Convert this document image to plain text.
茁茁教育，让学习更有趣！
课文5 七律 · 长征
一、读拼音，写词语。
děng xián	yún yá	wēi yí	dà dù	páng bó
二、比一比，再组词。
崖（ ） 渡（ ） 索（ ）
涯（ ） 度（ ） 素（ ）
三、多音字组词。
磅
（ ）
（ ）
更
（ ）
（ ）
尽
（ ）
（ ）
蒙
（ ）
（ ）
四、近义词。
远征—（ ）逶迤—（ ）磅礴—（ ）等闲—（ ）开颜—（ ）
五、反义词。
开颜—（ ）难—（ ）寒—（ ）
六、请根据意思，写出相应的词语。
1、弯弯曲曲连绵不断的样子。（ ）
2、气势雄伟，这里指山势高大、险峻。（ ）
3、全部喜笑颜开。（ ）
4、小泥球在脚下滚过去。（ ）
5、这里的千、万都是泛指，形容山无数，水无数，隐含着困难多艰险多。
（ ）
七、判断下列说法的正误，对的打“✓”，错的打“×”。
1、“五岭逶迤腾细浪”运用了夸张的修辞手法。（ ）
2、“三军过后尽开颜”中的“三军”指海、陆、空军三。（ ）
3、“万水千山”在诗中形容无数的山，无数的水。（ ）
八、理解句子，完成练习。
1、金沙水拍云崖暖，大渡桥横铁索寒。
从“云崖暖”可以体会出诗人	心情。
------------------------------------
## Written request
Set down every line of the listing above again, exactly as given.

## Result of the task
Convert this document image to plain text.
茁茁教育，让学习更有趣！
课文5 七律 · 长征
一、读拼音，写词语。
děng xián	yún yá	wēi yí	dà dù	páng bó
二、比一比，再组词。
崖（ ） 渡（ ） 索（ ）
涯（ ） 度（ ） 素（ ）
三、多音字组词。
磅
（ ）
（ ）
更
（ ）
（ ）
尽
（ ）
（ ）
蒙
（ ）
（ ）
四、近义词。
远征—（ ）逶迤—（ ）磅礴—（ ）等闲—（ ）开颜—（ ）
五、反义词。
开颜—（ ）难—（ ）寒—（ ）
六、请根据意思，写出相应的词语。
1、弯弯曲曲连绵不断的样子。（ ）
2、气势雄伟，这里指山势高大、险峻。（ ）
3、全部喜笑颜开。（ ）
4、小泥球在脚下滚过去。（ ）
5、这里的千、万都是泛指，形容山无数，水无数，隐含着困难多艰险多。
（ ）
七、判断下列说法的正误，对的打“✓”，错的打“×”。
1、“五岭逶迤腾细浪”运用了夸张的修辞手法。（ ）
2、“三军过后尽开颜”中的“三军”指海、陆、空军三。（ ）
3、“万水千山”在诗中形容无数的山，无数的水。（ ）
八、理解句子，完成练习。
1、金沙水拍云崖暖，大渡桥横铁索寒。
从“云崖暖”可以体会出诗人	心情。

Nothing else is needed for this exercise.